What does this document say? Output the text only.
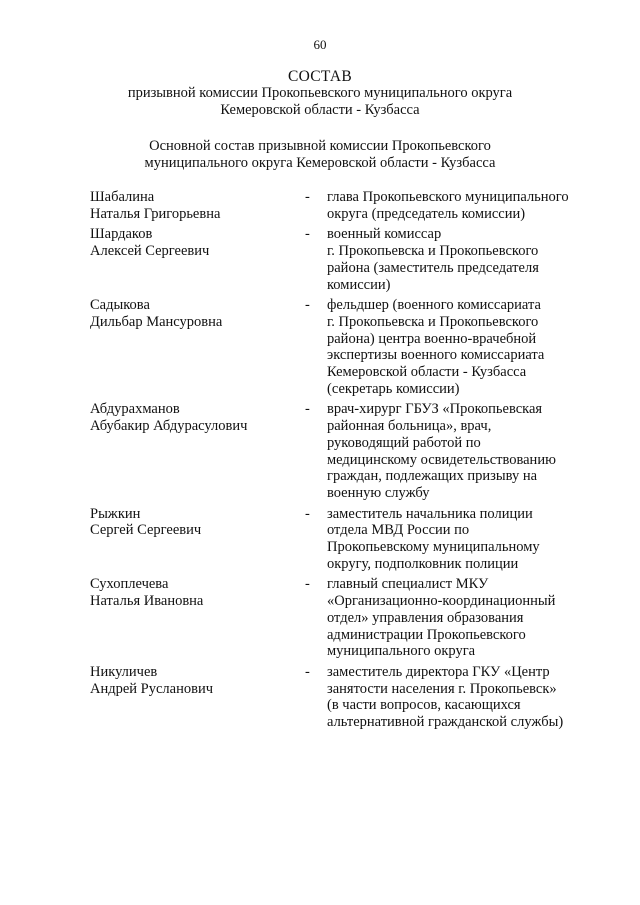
60
СОСТАВ
призывной комиссии Прокопьевского муниципального округа
Кемеровской области - Кузбасса
Основной состав призывной комиссии Прокопьевского
муниципального округа Кемеровской области - Кузбасса
Шабалина
Наталья Григорьевна
-	глава Прокопьевского муниципального
округа (председатель комиссии)
Шардаков
Алексей Сергеевич
-	военный комиссар
г. Прокопьевска и Прокопьевского
района (заместитель председателя
комиссии)
Садыкова
Дильбар Мансуровна
-	фельдшер (военного комиссариата
г. Прокопьевска и Прокопьевского
района) центра военно-врачебной
экспертизы военного комиссариата
Кемеровской области - Кузбасса
(секретарь комиссии)
Абдурахманов
Абубакир Абдурасулович
-	врач-хирург ГБУЗ «Прокопьевская
районная больница», врач,
руководящий работой по
медицинскому освидетельствованию
граждан, подлежащих призыву на
военную службу
Рыжкин
Сергей Сергеевич
-	заместитель начальника полиции
отдела МВД России по
Прокопьевскому муниципальному
округу, подполковник полиции
Сухоплечева
Наталья Ивановна
-	главный специалист МКУ
«Организационно-координационный
отдел» управления образования
администрации Прокопьевского
муниципального округа
Никуличев
Андрей Русланович
-	заместитель директора ГКУ «Центр
занятости населения г. Прокопьевск»
(в части вопросов, касающихся
альтернативной гражданской службы)
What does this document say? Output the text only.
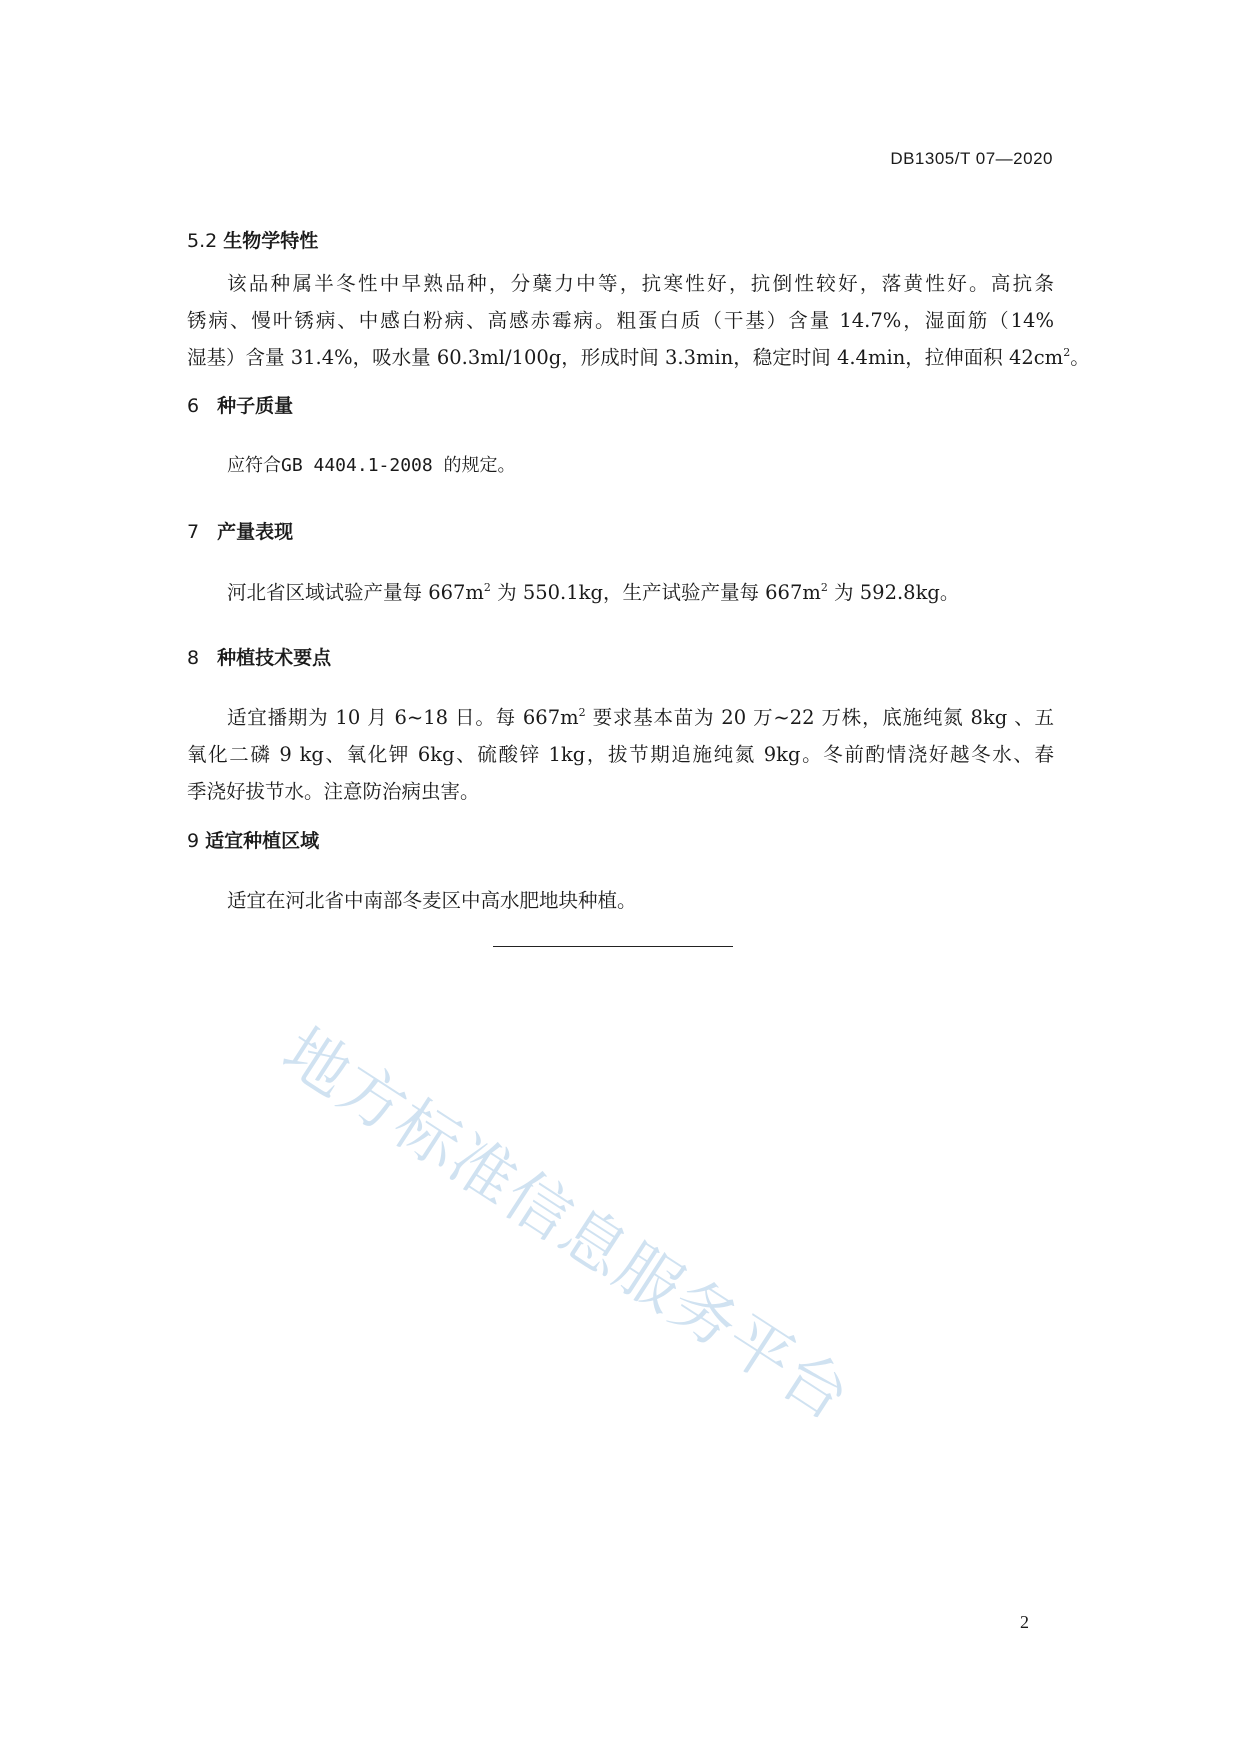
DB1305/T 07—2020
5.2 生物学特性
该品种属半冬性中早熟品种，分蘖力中等，抗寒性好，抗倒性较好，落黄性好。高抗条
锈病、慢叶锈病、中感白粉病、高感赤霉病。粗蛋白质（干基）含量 14.7%，湿面筋（14%
湿基）含量 31.4%，吸水量 60.3ml/100g，形成时间 3.3min，稳定时间 4.4min，拉伸面积 $42cm^2$。
6 种子质量
应符合GB 4404.1-2008 的规定。
7 产量表现
河北省区域试验产量每 $667m^2$ 为 550.1kg，生产试验产量每 $667m^2$ 为 592.8kg。
8 种植技术要点
适宜播期为 10 月 6~18 日。每 $667m^2$ 要求基本苗为 20 万~22 万株，底施纯氮 8kg 、五
氧化二磷 9 kg、氧化钾 6kg、硫酸锌 1kg，拔节期追施纯氮 9kg。冬前酌情浇好越冬水、春
季浇好拔节水。注意防治病虫害。
9 适宜种植区域
适宜在河北省中南部冬麦区中高水肥地块种植。
地方标准信息服务平台
2
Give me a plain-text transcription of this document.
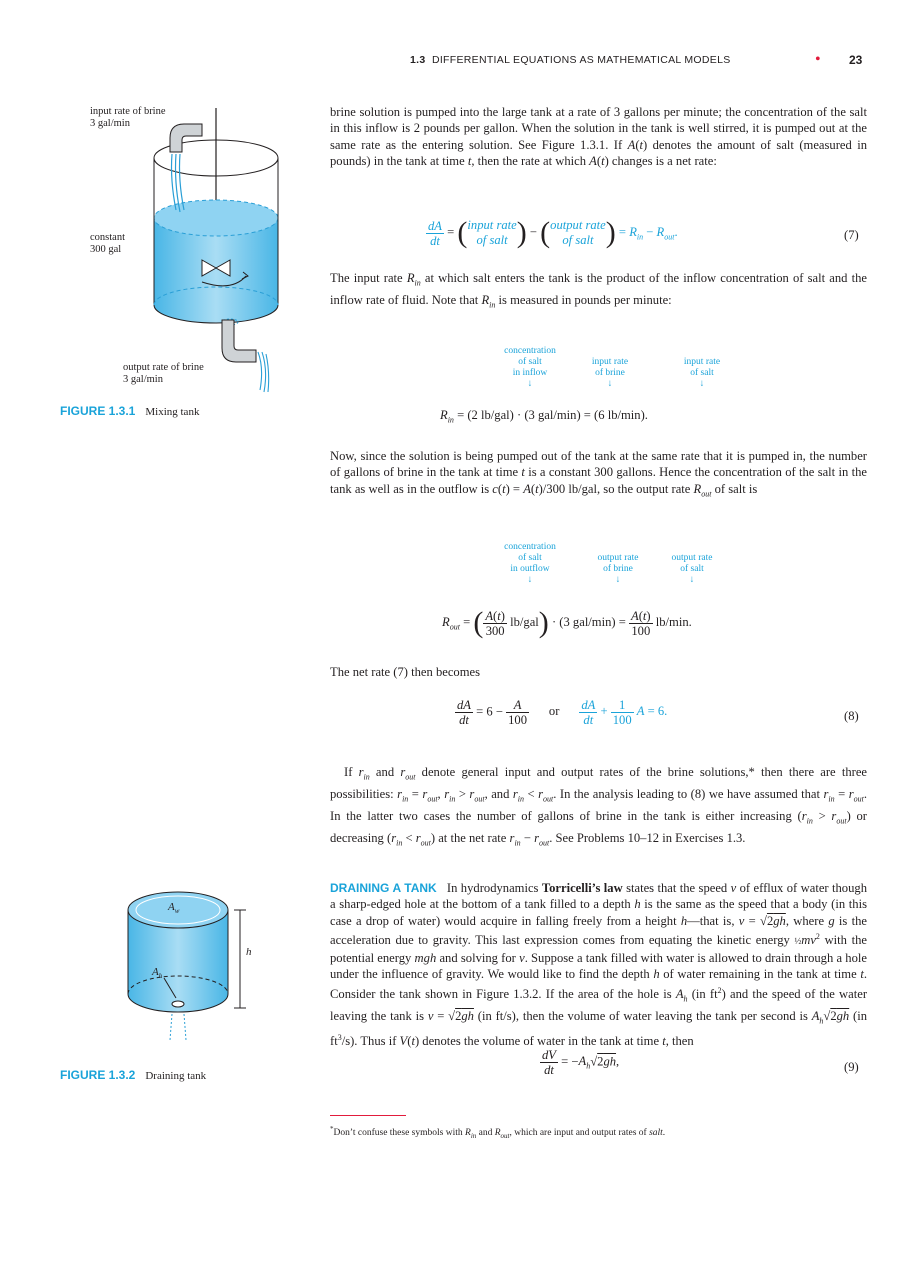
1.3 DIFFERENTIAL EQUATIONS AS MATHEMATICAL MODELS	• 23
input rate of brine
3 gal/min
constant
300 gal
output rate of brine
3 gal/min
FIGURE 1.3.1 Mixing tank

brine solution is pumped into the large tank at a rate of 3 gallons per minute; the concentration of the salt in this inflow is 2 pounds per gallon. When the solution in the tank is well stirred, it is pumped out at the same rate as the entering solution. See Figure 1.3.1. If A(t) denotes the amount of salt (measured in pounds) in the tank at time t, then the rate at which A(t) changes is a net rate:

$\frac{dA}{dt}$ = (input rate
of salt ) − (output rate
of salt ) = $R_{in} - R_{out}$.	(7)

The input rate $R_{in}$ at which salt enters the tank is the product of the inflow concentration of salt and the inflow rate of fluid. Note that $R_{in}$ is measured in pounds per minute:

concentration
of salt
in inflow
↓
input rate
of brine
↓
input rate
of salt
↓
$R_{in} = (2$ lb/gal) · (3 gal/min) = (6 lb/min).

Now, since the solution is being pumped out of the tank at the same rate that it is pumped in, the number of gallons of brine in the tank at time t is a constant 300 gallons. Hence the concentration of the salt in the tank as well as in the outflow is c(t) = A(t)/300 lb/gal, so the output rate $R_{out}$ of salt is

concentration
of salt
in outflow
↓
output rate
of brine
↓
output rate
of salt
↓
$R_{out}$ = ( $\frac{A(t)}{300} lb/gal) \cdot (3$ $gal/\min) = \frac{A(t)}{100} lb/\min$.

The net rate (7) then becomes

$\frac{dA}{dt} = 6 - \frac{A}{100}$ or $\frac{dA}{dt} + \frac{1}{100}$ A = 6.	(8)

If $r_{in}$ and $r_{out}$ denote general input and output rates of the brine solutions,* then there are three possibilities: $r_{in} = r_{out}$, $r_{in} > r_{out}$, and $r_{in} < r_{out}$. In the analysis leading to (8) we have assumed that $r_{in} = r_{out}$. In the latter two cases the number of gallons of brine in the tank is either increasing $(r_{in} > r_{out})$ or decreasing $(r_{in} < r_{out})$ at the net rate $r_{in} - r_{out}$. See Problems 10–12 in Exercises 1.3.

$A_w$
$A_h$
h
FIGURE 1.3.2 Draining tank

DRAINING A TANK   In hydrodynamics Torricelli’s law states that the speed v of efflux of water though a sharp-edged hole at the bottom of a tank filled to a depth h is the same as the speed that a body (in this case a drop of water) would acquire in falling freely from a height h—that is, v = √2gh, where g is the acceleration due to gravity. This last expression comes from equating the kinetic energy $\frac{1}{2}mv^2$ with the potential energy mgh and solving for v. Suppose a tank filled with water is allowed to drain through a hole under the influence of gravity. We would like to find the depth h of water remaining in the tank at time t. Consider the tank shown in Figure 1.3.2. If the area of the hole is $A_h$ (in $ft^2$) and the speed of the water leaving the tank is v = √2gh (in ft/s), then the volume of water leaving the tank per second is $A_h√2gh$ (in $ft^3/s$). Thus if V(t) denotes the volume of water in the tank at time t, then

$\frac{dV}{dt} = -A_h√2gh$,	(9)
*Don’t confuse these symbols with $R_{in}$ and $R_{out}$, which are input and output rates of salt.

SHORT PROBLEM: Copy out the listing exactly as it stands, but not the pictures.

RESULT BELOW:
What does this document say? Output the text only.
60
СОСТАВ
призывной комиссии Прокопьевского муниципального округа
Кемеровской области - Кузбасса
Основной состав призывной комиссии Прокопьевского
муниципального округа Кемеровской области - Кузбасса
Шабалина
Наталья Григорьевна
-	глава Прокопьевского муниципального
округа (председатель комиссии)
Шардаков
Алексей Сергеевич
-	военный комиссар
г. Прокопьевска и Прокопьевского
района (заместитель председателя
комиссии)
Садыкова
Дильбар Мансуровна
-	фельдшер (военного комиссариата
г. Прокопьевска и Прокопьевского
района) центра военно-врачебной
экспертизы военного комиссариата
Кемеровской области - Кузбасса
(секретарь комиссии)
Абдурахманов
Абубакир Абдурасулович
-	врач-хирург ГБУЗ «Прокопьевская
районная больница», врач,
руководящий работой по
медицинскому освидетельствованию
граждан, подлежащих призыву на
военную службу
Рыжкин
Сергей Сергеевич
-	заместитель начальника полиции
отдела МВД России по
Прокопьевскому муниципальному
округу, подполковник полиции
Сухоплечева
Наталья Ивановна
-	главный специалист МКУ
«Организационно-координационный
отдел» управления образования
администрации Прокопьевского
муниципального округа
Никуличев
Андрей Русланович
-	заместитель директора ГКУ «Центр
занятости населения г. Прокопьевск»
(в части вопросов, касающихся
альтернативной гражданской службы)
What does this document say? Output the text only.
DB1305/T 07—2020
5.2 生物学特性
该品种属半冬性中早熟品种，分蘖力中等，抗寒性好，抗倒性较好，落黄性好。高抗条
锈病、慢叶锈病、中感白粉病、高感赤霉病。粗蛋白质（干基）含量 14.7%，湿面筋（14%
湿基）含量 31.4%，吸水量 60.3ml/100g，形成时间 3.3min，稳定时间 4.4min，拉伸面积 $42cm^2$。
6 种子质量
应符合GB 4404.1-2008 的规定。
7 产量表现
河北省区域试验产量每 $667m^2$ 为 550.1kg，生产试验产量每 $667m^2$ 为 592.8kg。
8 种植技术要点
适宜播期为 10 月 6~18 日。每 $667m^2$ 要求基本苗为 20 万~22 万株，底施纯氮 8kg 、五
氧化二磷 9 kg、氧化钾 6kg、硫酸锌 1kg，拔节期追施纯氮 9kg。冬前酌情浇好越冬水、春
季浇好拔节水。注意防治病虫害。
9 适宜种植区域
适宜在河北省中南部冬麦区中高水肥地块种植。
地方标准信息服务平台
2
Give me a plain-text transcription of this document.
1.3 DIFFERENTIAL EQUATIONS AS MATHEMATICAL MODELS	• 23
input rate of brine
3 gal/min
constant
300 gal
output rate of brine
3 gal/min
FIGURE 1.3.1 Mixing tank

brine solution is pumped into the large tank at a rate of 3 gallons per minute; the concentration of the salt in this inflow is 2 pounds per gallon. When the solution in the tank is well stirred, it is pumped out at the same rate as the entering solution. See Figure 1.3.1. If A(t) denotes the amount of salt (measured in pounds) in the tank at time t, then the rate at which A(t) changes is a net rate:

$\frac{dA}{dt}$ = (input rate
of salt ) − (output rate
of salt ) = $R_{in} - R_{out}$.	(7)

The input rate $R_{in}$ at which salt enters the tank is the product of the inflow concentration of salt and the inflow rate of fluid. Note that $R_{in}$ is measured in pounds per minute:

concentration
of salt
in inflow
↓
input rate
of brine
↓
input rate
of salt
↓
$R_{in} = (2$ lb/gal) · (3 gal/min) = (6 lb/min).

Now, since the solution is being pumped out of the tank at the same rate that it is pumped in, the number of gallons of brine in the tank at time t is a constant 300 gallons. Hence the concentration of the salt in the tank as well as in the outflow is c(t) = A(t)/300 lb/gal, so the output rate $R_{out}$ of salt is

concentration
of salt
in outflow
↓
output rate
of brine
↓
output rate
of salt
↓
$R_{out}$ = ( $\frac{A(t)}{300} lb/gal) \cdot (3$ $gal/\min) = \frac{A(t)}{100} lb/\min$.

The net rate (7) then becomes

$\frac{dA}{dt} = 6 - \frac{A}{100}$ or $\frac{dA}{dt} + \frac{1}{100}$ A = 6.	(8)

If $r_{in}$ and $r_{out}$ denote general input and output rates of the brine solutions,* then there are three possibilities: $r_{in} = r_{out}$, $r_{in} > r_{out}$, and $r_{in} < r_{out}$. In the analysis leading to (8) we have assumed that $r_{in} = r_{out}$. In the latter two cases the number of gallons of brine in the tank is either increasing $(r_{in} > r_{out})$ or decreasing $(r_{in} < r_{out})$ at the net rate $r_{in} - r_{out}$. See Problems 10–12 in Exercises 1.3.

$A_w$
$A_h$
h
FIGURE 1.3.2 Draining tank

DRAINING A TANK   In hydrodynamics Torricelli’s law states that the speed v of efflux of water though a sharp-edged hole at the bottom of a tank filled to a depth h is the same as the speed that a body (in this case a drop of water) would acquire in falling freely from a height h—that is, v = √2gh, where g is the acceleration due to gravity. This last expression comes from equating the kinetic energy $\frac{1}{2}mv^2$ with the potential energy mgh and solving for v. Suppose a tank filled with water is allowed to drain through a hole under the influence of gravity. We would like to find the depth h of water remaining in the tank at time t. Consider the tank shown in Figure 1.3.2. If the area of the hole is $A_h$ (in $ft^2$) and the speed of the water leaving the tank is v = √2gh (in ft/s), then the volume of water leaving the tank per second is $A_h√2gh$ (in $ft^3/s$). Thus if V(t) denotes the volume of water in the tank at time t, then

$\frac{dV}{dt} = -A_h√2gh$,	(9)
*Don’t confuse these symbols with $R_{in}$ and $R_{out}$, which are input and output rates of salt.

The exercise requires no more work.